■ **Excerpted records**
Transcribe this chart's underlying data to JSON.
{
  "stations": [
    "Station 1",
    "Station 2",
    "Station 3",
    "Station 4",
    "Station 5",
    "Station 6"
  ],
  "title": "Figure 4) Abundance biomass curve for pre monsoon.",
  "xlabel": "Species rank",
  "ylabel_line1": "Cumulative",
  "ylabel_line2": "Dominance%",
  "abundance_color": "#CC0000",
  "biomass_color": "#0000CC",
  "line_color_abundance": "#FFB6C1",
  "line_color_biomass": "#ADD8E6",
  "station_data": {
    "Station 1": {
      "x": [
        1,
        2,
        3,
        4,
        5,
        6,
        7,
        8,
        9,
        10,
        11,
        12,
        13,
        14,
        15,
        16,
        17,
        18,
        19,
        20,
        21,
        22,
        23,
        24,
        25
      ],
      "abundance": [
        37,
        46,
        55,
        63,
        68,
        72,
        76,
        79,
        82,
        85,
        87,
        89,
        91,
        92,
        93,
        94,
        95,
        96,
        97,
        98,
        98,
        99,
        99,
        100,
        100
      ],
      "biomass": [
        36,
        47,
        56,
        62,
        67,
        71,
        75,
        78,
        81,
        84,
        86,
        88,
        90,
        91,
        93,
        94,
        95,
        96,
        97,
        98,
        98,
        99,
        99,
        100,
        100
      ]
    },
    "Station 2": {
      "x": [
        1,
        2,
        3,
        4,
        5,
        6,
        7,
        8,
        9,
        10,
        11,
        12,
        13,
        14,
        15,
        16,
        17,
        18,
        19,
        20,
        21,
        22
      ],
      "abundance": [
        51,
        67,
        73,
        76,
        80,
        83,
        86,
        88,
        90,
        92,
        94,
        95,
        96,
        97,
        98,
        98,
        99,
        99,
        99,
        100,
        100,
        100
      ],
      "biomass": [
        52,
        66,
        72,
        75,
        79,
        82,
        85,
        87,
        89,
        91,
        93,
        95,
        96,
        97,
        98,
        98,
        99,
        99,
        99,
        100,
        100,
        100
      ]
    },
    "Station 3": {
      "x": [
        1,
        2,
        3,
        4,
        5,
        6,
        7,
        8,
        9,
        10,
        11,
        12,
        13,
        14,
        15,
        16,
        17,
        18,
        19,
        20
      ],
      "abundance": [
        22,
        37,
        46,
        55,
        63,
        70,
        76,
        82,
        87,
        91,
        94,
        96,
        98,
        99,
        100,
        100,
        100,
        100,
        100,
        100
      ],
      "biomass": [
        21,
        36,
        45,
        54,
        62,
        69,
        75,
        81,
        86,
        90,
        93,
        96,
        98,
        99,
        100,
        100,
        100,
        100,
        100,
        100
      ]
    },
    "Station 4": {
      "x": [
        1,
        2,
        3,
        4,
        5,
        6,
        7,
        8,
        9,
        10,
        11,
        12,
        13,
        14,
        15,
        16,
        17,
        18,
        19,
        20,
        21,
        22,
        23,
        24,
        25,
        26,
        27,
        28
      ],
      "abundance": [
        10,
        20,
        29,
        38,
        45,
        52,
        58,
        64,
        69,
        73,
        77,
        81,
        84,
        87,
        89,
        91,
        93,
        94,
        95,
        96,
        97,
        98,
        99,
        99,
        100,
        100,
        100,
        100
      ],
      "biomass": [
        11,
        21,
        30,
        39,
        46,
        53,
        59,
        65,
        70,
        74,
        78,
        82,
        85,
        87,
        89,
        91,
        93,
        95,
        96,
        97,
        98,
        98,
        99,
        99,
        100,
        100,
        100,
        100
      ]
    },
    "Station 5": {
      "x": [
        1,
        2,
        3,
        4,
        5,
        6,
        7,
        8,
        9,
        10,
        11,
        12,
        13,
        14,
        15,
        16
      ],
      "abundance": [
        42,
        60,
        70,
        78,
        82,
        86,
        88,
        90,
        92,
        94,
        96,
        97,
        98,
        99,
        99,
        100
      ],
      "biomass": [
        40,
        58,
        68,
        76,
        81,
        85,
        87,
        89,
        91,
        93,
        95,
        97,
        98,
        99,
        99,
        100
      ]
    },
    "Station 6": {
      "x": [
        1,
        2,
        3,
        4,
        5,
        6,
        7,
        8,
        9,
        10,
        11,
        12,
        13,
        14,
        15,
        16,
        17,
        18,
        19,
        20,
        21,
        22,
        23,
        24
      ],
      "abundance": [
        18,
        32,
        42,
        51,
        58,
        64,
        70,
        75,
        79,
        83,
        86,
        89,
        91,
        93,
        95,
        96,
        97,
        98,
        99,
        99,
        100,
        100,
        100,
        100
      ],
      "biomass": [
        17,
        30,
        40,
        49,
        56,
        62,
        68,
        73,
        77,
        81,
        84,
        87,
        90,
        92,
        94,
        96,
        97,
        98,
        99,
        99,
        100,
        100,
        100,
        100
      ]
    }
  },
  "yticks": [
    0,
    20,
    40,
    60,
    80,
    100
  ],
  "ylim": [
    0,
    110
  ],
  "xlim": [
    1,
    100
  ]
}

■ **Your objective**
Restate the records, all of them, precisely as written.

■ **Task answer**
Transcribe this chart's underlying data to JSON.
{
  "stations": [
    "Station 1",
    "Station 2",
    "Station 3",
    "Station 4",
    "Station 5",
    "Station 6"
  ],
  "title": "Figure 4) Abundance biomass curve for pre monsoon.",
  "xlabel": "Species rank",
  "ylabel_line1": "Cumulative",
  "ylabel_line2": "Dominance%",
  "abundance_color": "#CC0000",
  "biomass_color": "#0000CC",
  "line_color_abundance": "#FFB6C1",
  "line_color_biomass": "#ADD8E6",
  "station_data": {
    "Station 1": {
      "x": [
        1,
        2,
        3,
        4,
        5,
        6,
        7,
        8,
        9,
        10,
        11,
        12,
        13,
        14,
        15,
        16,
        17,
        18,
        19,
        20,
        21,
        22,
        23,
        24,
        25
      ],
      "abundance": [
        37,
        46,
        55,
        63,
        68,
        72,
        76,
        79,
        82,
        85,
        87,
        89,
        91,
        92,
        93,
        94,
        95,
        96,
        97,
        98,
        98,
        99,
        99,
        100,
        100
      ],
      "biomass": [
        36,
        47,
        56,
        62,
        67,
        71,
        75,
        78,
        81,
        84,
        86,
        88,
        90,
        91,
        93,
        94,
        95,
        96,
        97,
        98,
        98,
        99,
        99,
        100,
        100
      ]
    },
    "Station 2": {
      "x": [
        1,
        2,
        3,
        4,
        5,
        6,
        7,
        8,
        9,
        10,
        11,
        12,
        13,
        14,
        15,
        16,
        17,
        18,
        19,
        20,
        21,
        22
      ],
      "abundance": [
        51,
        67,
        73,
        76,
        80,
        83,
        86,
        88,
        90,
        92,
        94,
        95,
        96,
        97,
        98,
        98,
        99,
        99,
        99,
        100,
        100,
        100
      ],
      "biomass": [
        52,
        66,
        72,
        75,
        79,
        82,
        85,
        87,
        89,
        91,
        93,
        95,
        96,
        97,
        98,
        98,
        99,
        99,
        99,
        100,
        100,
        100
      ]
    },
    "Station 3": {
      "x": [
        1,
        2,
        3,
        4,
        5,
        6,
        7,
        8,
        9,
        10,
        11,
        12,
        13,
        14,
        15,
        16,
        17,
        18,
        19,
        20
      ],
      "abundance": [
        22,
        37,
        46,
        55,
        63,
        70,
        76,
        82,
        87,
        91,
        94,
        96,
        98,
        99,
        100,
        100,
        100,
        100,
        100,
        100
      ],
      "biomass": [
        21,
        36,
        45,
        54,
        62,
        69,
        75,
        81,
        86,
        90,
        93,
        96,
        98,
        99,
        100,
        100,
        100,
        100,
        100,
        100
      ]
    },
    "Station 4": {
      "x": [
        1,
        2,
        3,
        4,
        5,
        6,
        7,
        8,
        9,
        10,
        11,
        12,
        13,
        14,
        15,
        16,
        17,
        18,
        19,
        20,
        21,
        22,
        23,
        24,
        25,
        26,
        27,
        28
      ],
      "abundance": [
        10,
        20,
        29,
        38,
        45,
        52,
        58,
        64,
        69,
        73,
        77,
        81,
        84,
        87,
        89,
        91,
        93,
        94,
        95,
        96,
        97,
        98,
        99,
        99,
        100,
        100,
        100,
        100
      ],
      "biomass": [
        11,
        21,
        30,
        39,
        46,
        53,
        59,
        65,
        70,
        74,
        78,
        82,
        85,
        87,
        89,
        91,
        93,
        95,
        96,
        97,
        98,
        98,
        99,
        99,
        100,
        100,
        100,
        100
      ]
    },
    "Station 5": {
      "x": [
        1,
        2,
        3,
        4,
        5,
        6,
        7,
        8,
        9,
        10,
        11,
        12,
        13,
        14,
        15,
        16
      ],
      "abundance": [
        42,
        60,
        70,
        78,
        82,
        86,
        88,
        90,
        92,
        94,
        96,
        97,
        98,
        99,
        99,
        100
      ],
      "biomass": [
        40,
        58,
        68,
        76,
        81,
        85,
        87,
        89,
        91,
        93,
        95,
        97,
        98,
        99,
        99,
        100
      ]
    },
    "Station 6": {
      "x": [
        1,
        2,
        3,
        4,
        5,
        6,
        7,
        8,
        9,
        10,
        11,
        12,
        13,
        14,
        15,
        16,
        17,
        18,
        19,
        20,
        21,
        22,
        23,
        24
      ],
      "abundance": [
        18,
        32,
        42,
        51,
        58,
        64,
        70,
        75,
        79,
        83,
        86,
        89,
        91,
        93,
        95,
        96,
        97,
        98,
        99,
        99,
        100,
        100,
        100,
        100
      ],
      "biomass": [
        17,
        30,
        40,
        49,
        56,
        62,
        68,
        73,
        77,
        81,
        84,
        87,
        90,
        92,
        94,
        96,
        97,
        98,
        99,
        99,
        100,
        100,
        100,
        100
      ]
    }
  },
  "yticks": [
    0,
    20,
    40,
    60,
    80,
    100
  ],
  "ylim": [
    0,
    110
  ],
  "xlim": [
    1,
    100
  ]
}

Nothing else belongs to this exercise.